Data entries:
[start]

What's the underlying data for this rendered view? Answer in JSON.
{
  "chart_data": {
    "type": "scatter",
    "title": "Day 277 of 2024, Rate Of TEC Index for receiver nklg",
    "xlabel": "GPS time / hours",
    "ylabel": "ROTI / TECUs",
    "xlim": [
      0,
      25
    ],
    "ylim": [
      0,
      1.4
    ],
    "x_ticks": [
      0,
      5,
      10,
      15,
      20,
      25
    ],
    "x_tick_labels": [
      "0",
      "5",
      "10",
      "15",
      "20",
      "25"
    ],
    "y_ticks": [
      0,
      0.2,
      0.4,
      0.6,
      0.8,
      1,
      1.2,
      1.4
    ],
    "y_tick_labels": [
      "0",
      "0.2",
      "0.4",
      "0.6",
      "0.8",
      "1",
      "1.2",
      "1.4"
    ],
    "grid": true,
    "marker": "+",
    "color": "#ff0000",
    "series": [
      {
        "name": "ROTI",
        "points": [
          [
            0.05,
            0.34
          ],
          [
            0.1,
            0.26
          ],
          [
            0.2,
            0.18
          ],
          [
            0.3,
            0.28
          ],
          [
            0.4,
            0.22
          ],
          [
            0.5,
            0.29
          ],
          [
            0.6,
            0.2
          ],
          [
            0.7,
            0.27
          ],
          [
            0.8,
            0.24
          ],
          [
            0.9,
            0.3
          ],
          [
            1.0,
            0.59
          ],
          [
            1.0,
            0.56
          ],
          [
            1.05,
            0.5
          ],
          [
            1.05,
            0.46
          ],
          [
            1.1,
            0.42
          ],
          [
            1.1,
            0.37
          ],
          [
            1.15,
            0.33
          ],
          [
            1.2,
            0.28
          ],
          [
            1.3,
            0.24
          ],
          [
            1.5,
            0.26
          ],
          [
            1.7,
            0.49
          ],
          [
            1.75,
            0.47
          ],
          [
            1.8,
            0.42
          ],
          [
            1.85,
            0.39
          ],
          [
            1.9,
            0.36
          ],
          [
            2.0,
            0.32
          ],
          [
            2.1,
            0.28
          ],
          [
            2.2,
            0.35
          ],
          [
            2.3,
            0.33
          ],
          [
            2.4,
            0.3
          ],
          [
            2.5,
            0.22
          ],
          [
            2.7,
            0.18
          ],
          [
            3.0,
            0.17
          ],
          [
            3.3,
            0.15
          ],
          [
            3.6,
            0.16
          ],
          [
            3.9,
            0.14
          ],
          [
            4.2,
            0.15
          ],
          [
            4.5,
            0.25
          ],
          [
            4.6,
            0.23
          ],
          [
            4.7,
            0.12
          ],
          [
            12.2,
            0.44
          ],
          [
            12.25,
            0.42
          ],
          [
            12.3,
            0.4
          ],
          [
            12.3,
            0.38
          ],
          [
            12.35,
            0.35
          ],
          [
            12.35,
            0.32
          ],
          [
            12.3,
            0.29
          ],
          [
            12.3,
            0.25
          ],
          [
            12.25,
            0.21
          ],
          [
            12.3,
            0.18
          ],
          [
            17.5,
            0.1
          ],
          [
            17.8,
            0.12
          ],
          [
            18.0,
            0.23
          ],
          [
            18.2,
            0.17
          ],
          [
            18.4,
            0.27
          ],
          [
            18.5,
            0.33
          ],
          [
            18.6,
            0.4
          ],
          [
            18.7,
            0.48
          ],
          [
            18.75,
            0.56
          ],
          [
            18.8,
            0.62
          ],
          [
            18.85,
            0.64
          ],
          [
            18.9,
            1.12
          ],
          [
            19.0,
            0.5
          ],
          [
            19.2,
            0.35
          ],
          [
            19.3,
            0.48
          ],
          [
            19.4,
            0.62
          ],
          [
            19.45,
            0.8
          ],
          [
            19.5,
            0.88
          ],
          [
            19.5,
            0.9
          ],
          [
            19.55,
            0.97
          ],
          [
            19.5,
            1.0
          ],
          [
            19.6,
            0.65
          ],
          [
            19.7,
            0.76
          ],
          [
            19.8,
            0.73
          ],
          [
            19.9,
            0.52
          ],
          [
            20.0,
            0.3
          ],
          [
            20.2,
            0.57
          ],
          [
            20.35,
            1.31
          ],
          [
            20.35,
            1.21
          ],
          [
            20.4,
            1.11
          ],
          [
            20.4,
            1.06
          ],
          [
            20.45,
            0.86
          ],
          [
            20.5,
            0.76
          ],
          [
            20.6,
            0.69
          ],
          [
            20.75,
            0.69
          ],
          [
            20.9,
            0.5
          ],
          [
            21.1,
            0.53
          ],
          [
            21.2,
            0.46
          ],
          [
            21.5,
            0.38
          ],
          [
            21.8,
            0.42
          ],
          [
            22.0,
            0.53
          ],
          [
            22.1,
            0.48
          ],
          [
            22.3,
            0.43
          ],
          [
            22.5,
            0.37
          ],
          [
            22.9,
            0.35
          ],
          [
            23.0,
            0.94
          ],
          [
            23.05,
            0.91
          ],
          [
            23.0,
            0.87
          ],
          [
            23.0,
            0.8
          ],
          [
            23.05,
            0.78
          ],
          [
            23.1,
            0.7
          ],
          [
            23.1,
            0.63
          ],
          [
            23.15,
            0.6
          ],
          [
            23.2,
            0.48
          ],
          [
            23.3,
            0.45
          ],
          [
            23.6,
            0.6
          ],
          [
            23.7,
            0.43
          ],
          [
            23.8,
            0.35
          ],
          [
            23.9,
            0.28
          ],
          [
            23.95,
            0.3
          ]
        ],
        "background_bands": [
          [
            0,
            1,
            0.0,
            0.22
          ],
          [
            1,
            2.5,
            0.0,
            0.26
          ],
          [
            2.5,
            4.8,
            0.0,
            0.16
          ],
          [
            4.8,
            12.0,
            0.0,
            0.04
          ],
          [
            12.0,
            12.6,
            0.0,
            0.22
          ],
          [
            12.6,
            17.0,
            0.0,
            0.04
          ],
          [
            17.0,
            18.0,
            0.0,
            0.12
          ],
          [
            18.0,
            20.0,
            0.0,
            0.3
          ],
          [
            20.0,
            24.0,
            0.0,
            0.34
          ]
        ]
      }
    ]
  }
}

[end]

*INSTRUCTIONS TO FOLLOW:* Each line in the material above must be retyped without alteration.

*RESPONSE TO THIS TASK:*
What's the underlying data for this rendered view? Answer in JSON.
{
  "chart_data": {
    "type": "scatter",
    "title": "Day 277 of 2024, Rate Of TEC Index for receiver nklg",
    "xlabel": "GPS time / hours",
    "ylabel": "ROTI / TECUs",
    "xlim": [
      0,
      25
    ],
    "ylim": [
      0,
      1.4
    ],
    "x_ticks": [
      0,
      5,
      10,
      15,
      20,
      25
    ],
    "x_tick_labels": [
      "0",
      "5",
      "10",
      "15",
      "20",
      "25"
    ],
    "y_ticks": [
      0,
      0.2,
      0.4,
      0.6,
      0.8,
      1,
      1.2,
      1.4
    ],
    "y_tick_labels": [
      "0",
      "0.2",
      "0.4",
      "0.6",
      "0.8",
      "1",
      "1.2",
      "1.4"
    ],
    "grid": true,
    "marker": "+",
    "color": "#ff0000",
    "series": [
      {
        "name": "ROTI",
        "points": [
          [
            0.05,
            0.34
          ],
          [
            0.1,
            0.26
          ],
          [
            0.2,
            0.18
          ],
          [
            0.3,
            0.28
          ],
          [
            0.4,
            0.22
          ],
          [
            0.5,
            0.29
          ],
          [
            0.6,
            0.2
          ],
          [
            0.7,
            0.27
          ],
          [
            0.8,
            0.24
          ],
          [
            0.9,
            0.3
          ],
          [
            1.0,
            0.59
          ],
          [
            1.0,
            0.56
          ],
          [
            1.05,
            0.5
          ],
          [
            1.05,
            0.46
          ],
          [
            1.1,
            0.42
          ],
          [
            1.1,
            0.37
          ],
          [
            1.15,
            0.33
          ],
          [
            1.2,
            0.28
          ],
          [
            1.3,
            0.24
          ],
          [
            1.5,
            0.26
          ],
          [
            1.7,
            0.49
          ],
          [
            1.75,
            0.47
          ],
          [
            1.8,
            0.42
          ],
          [
            1.85,
            0.39
          ],
          [
            1.9,
            0.36
          ],
          [
            2.0,
            0.32
          ],
          [
            2.1,
            0.28
          ],
          [
            2.2,
            0.35
          ],
          [
            2.3,
            0.33
          ],
          [
            2.4,
            0.3
          ],
          [
            2.5,
            0.22
          ],
          [
            2.7,
            0.18
          ],
          [
            3.0,
            0.17
          ],
          [
            3.3,
            0.15
          ],
          [
            3.6,
            0.16
          ],
          [
            3.9,
            0.14
          ],
          [
            4.2,
            0.15
          ],
          [
            4.5,
            0.25
          ],
          [
            4.6,
            0.23
          ],
          [
            4.7,
            0.12
          ],
          [
            12.2,
            0.44
          ],
          [
            12.25,
            0.42
          ],
          [
            12.3,
            0.4
          ],
          [
            12.3,
            0.38
          ],
          [
            12.35,
            0.35
          ],
          [
            12.35,
            0.32
          ],
          [
            12.3,
            0.29
          ],
          [
            12.3,
            0.25
          ],
          [
            12.25,
            0.21
          ],
          [
            12.3,
            0.18
          ],
          [
            17.5,
            0.1
          ],
          [
            17.8,
            0.12
          ],
          [
            18.0,
            0.23
          ],
          [
            18.2,
            0.17
          ],
          [
            18.4,
            0.27
          ],
          [
            18.5,
            0.33
          ],
          [
            18.6,
            0.4
          ],
          [
            18.7,
            0.48
          ],
          [
            18.75,
            0.56
          ],
          [
            18.8,
            0.62
          ],
          [
            18.85,
            0.64
          ],
          [
            18.9,
            1.12
          ],
          [
            19.0,
            0.5
          ],
          [
            19.2,
            0.35
          ],
          [
            19.3,
            0.48
          ],
          [
            19.4,
            0.62
          ],
          [
            19.45,
            0.8
          ],
          [
            19.5,
            0.88
          ],
          [
            19.5,
            0.9
          ],
          [
            19.55,
            0.97
          ],
          [
            19.5,
            1.0
          ],
          [
            19.6,
            0.65
          ],
          [
            19.7,
            0.76
          ],
          [
            19.8,
            0.73
          ],
          [
            19.9,
            0.52
          ],
          [
            20.0,
            0.3
          ],
          [
            20.2,
            0.57
          ],
          [
            20.35,
            1.31
          ],
          [
            20.35,
            1.21
          ],
          [
            20.4,
            1.11
          ],
          [
            20.4,
            1.06
          ],
          [
            20.45,
            0.86
          ],
          [
            20.5,
            0.76
          ],
          [
            20.6,
            0.69
          ],
          [
            20.75,
            0.69
          ],
          [
            20.9,
            0.5
          ],
          [
            21.1,
            0.53
          ],
          [
            21.2,
            0.46
          ],
          [
            21.5,
            0.38
          ],
          [
            21.8,
            0.42
          ],
          [
            22.0,
            0.53
          ],
          [
            22.1,
            0.48
          ],
          [
            22.3,
            0.43
          ],
          [
            22.5,
            0.37
          ],
          [
            22.9,
            0.35
          ],
          [
            23.0,
            0.94
          ],
          [
            23.05,
            0.91
          ],
          [
            23.0,
            0.87
          ],
          [
            23.0,
            0.8
          ],
          [
            23.05,
            0.78
          ],
          [
            23.1,
            0.7
          ],
          [
            23.1,
            0.63
          ],
          [
            23.15,
            0.6
          ],
          [
            23.2,
            0.48
          ],
          [
            23.3,
            0.45
          ],
          [
            23.6,
            0.6
          ],
          [
            23.7,
            0.43
          ],
          [
            23.8,
            0.35
          ],
          [
            23.9,
            0.28
          ],
          [
            23.95,
            0.3
          ]
        ],
        "background_bands": [
          [
            0,
            1,
            0.0,
            0.22
          ],
          [
            1,
            2.5,
            0.0,
            0.26
          ],
          [
            2.5,
            4.8,
            0.0,
            0.16
          ],
          [
            4.8,
            12.0,
            0.0,
            0.04
          ],
          [
            12.0,
            12.6,
            0.0,
            0.22
          ],
          [
            12.6,
            17.0,
            0.0,
            0.04
          ],
          [
            17.0,
            18.0,
            0.0,
            0.12
          ],
          [
            18.0,
            20.0,
            0.0,
            0.3
          ],
          [
            20.0,
            24.0,
            0.0,
            0.34
          ]
        ]
      }
    ]
  }
}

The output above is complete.